◆ **Work required**: Print all records exactly, leaving nothing out.

* start Supplied entries *

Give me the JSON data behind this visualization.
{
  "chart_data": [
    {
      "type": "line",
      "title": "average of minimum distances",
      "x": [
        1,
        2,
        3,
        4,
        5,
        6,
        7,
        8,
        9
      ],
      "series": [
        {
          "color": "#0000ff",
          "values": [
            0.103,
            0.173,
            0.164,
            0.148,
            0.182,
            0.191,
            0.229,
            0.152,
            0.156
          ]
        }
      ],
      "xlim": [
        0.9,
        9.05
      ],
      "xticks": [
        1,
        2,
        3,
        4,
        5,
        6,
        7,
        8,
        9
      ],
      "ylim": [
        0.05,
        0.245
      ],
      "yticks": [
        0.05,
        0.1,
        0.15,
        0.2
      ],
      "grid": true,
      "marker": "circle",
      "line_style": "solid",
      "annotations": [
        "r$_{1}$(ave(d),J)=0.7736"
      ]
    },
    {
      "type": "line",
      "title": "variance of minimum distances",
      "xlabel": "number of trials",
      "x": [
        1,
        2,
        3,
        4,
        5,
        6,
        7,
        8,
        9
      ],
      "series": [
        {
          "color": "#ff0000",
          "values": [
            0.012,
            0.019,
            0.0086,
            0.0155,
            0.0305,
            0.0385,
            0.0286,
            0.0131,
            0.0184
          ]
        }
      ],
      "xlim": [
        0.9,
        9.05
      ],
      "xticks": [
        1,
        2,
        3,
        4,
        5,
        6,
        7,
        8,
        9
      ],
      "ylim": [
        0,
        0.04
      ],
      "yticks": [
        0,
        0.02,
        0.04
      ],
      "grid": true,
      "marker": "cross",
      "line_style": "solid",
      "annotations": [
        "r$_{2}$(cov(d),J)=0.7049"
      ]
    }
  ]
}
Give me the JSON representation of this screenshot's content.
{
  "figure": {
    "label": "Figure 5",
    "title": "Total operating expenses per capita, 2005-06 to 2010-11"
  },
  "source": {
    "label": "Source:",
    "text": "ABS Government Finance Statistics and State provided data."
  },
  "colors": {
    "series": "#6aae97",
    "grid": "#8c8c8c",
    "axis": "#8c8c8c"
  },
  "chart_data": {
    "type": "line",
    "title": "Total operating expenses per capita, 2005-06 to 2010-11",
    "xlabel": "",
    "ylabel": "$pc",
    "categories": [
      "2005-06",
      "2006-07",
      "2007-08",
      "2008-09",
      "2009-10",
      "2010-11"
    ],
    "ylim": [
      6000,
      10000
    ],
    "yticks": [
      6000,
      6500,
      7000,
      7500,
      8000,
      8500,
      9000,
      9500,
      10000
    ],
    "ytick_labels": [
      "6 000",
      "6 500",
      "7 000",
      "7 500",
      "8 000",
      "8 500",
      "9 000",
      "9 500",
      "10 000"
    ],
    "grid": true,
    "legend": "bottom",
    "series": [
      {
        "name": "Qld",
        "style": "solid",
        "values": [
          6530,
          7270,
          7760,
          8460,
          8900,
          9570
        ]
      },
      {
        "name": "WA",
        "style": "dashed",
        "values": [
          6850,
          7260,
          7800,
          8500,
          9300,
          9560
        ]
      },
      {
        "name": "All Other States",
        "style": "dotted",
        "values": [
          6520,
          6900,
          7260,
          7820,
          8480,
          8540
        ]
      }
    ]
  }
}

* end Supplied entries *

◆ **Output of the task**:
Give me the JSON data behind this visualization.
{
  "chart_data": [
    {
      "type": "line",
      "title": "average of minimum distances",
      "x": [
        1,
        2,
        3,
        4,
        5,
        6,
        7,
        8,
        9
      ],
      "series": [
        {
          "color": "#0000ff",
          "values": [
            0.103,
            0.173,
            0.164,
            0.148,
            0.182,
            0.191,
            0.229,
            0.152,
            0.156
          ]
        }
      ],
      "xlim": [
        0.9,
        9.05
      ],
      "xticks": [
        1,
        2,
        3,
        4,
        5,
        6,
        7,
        8,
        9
      ],
      "ylim": [
        0.05,
        0.245
      ],
      "yticks": [
        0.05,
        0.1,
        0.15,
        0.2
      ],
      "grid": true,
      "marker": "circle",
      "line_style": "solid",
      "annotations": [
        "r$_{1}$(ave(d),J)=0.7736"
      ]
    },
    {
      "type": "line",
      "title": "variance of minimum distances",
      "xlabel": "number of trials",
      "x": [
        1,
        2,
        3,
        4,
        5,
        6,
        7,
        8,
        9
      ],
      "series": [
        {
          "color": "#ff0000",
          "values": [
            0.012,
            0.019,
            0.0086,
            0.0155,
            0.0305,
            0.0385,
            0.0286,
            0.0131,
            0.0184
          ]
        }
      ],
      "xlim": [
        0.9,
        9.05
      ],
      "xticks": [
        1,
        2,
        3,
        4,
        5,
        6,
        7,
        8,
        9
      ],
      "ylim": [
        0,
        0.04
      ],
      "yticks": [
        0,
        0.02,
        0.04
      ],
      "grid": true,
      "marker": "cross",
      "line_style": "solid",
      "annotations": [
        "r$_{2}$(cov(d),J)=0.7049"
      ]
    }
  ]
}
Give me the JSON representation of this screenshot's content.
{
  "figure": {
    "label": "Figure 5",
    "title": "Total operating expenses per capita, 2005-06 to 2010-11"
  },
  "source": {
    "label": "Source:",
    "text": "ABS Government Finance Statistics and State provided data."
  },
  "colors": {
    "series": "#6aae97",
    "grid": "#8c8c8c",
    "axis": "#8c8c8c"
  },
  "chart_data": {
    "type": "line",
    "title": "Total operating expenses per capita, 2005-06 to 2010-11",
    "xlabel": "",
    "ylabel": "$pc",
    "categories": [
      "2005-06",
      "2006-07",
      "2007-08",
      "2008-09",
      "2009-10",
      "2010-11"
    ],
    "ylim": [
      6000,
      10000
    ],
    "yticks": [
      6000,
      6500,
      7000,
      7500,
      8000,
      8500,
      9000,
      9500,
      10000
    ],
    "ytick_labels": [
      "6 000",
      "6 500",
      "7 000",
      "7 500",
      "8 000",
      "8 500",
      "9 000",
      "9 500",
      "10 000"
    ],
    "grid": true,
    "legend": "bottom",
    "series": [
      {
        "name": "Qld",
        "style": "solid",
        "values": [
          6530,
          7270,
          7760,
          8460,
          8900,
          9570
        ]
      },
      {
        "name": "WA",
        "style": "dashed",
        "values": [
          6850,
          7260,
          7800,
          8500,
          9300,
          9560
        ]
      },
      {
        "name": "All Other States",
        "style": "dotted",
        "values": [
          6520,
          6900,
          7260,
          7820,
          8480,
          8540
        ]
      }
    ]
  }
}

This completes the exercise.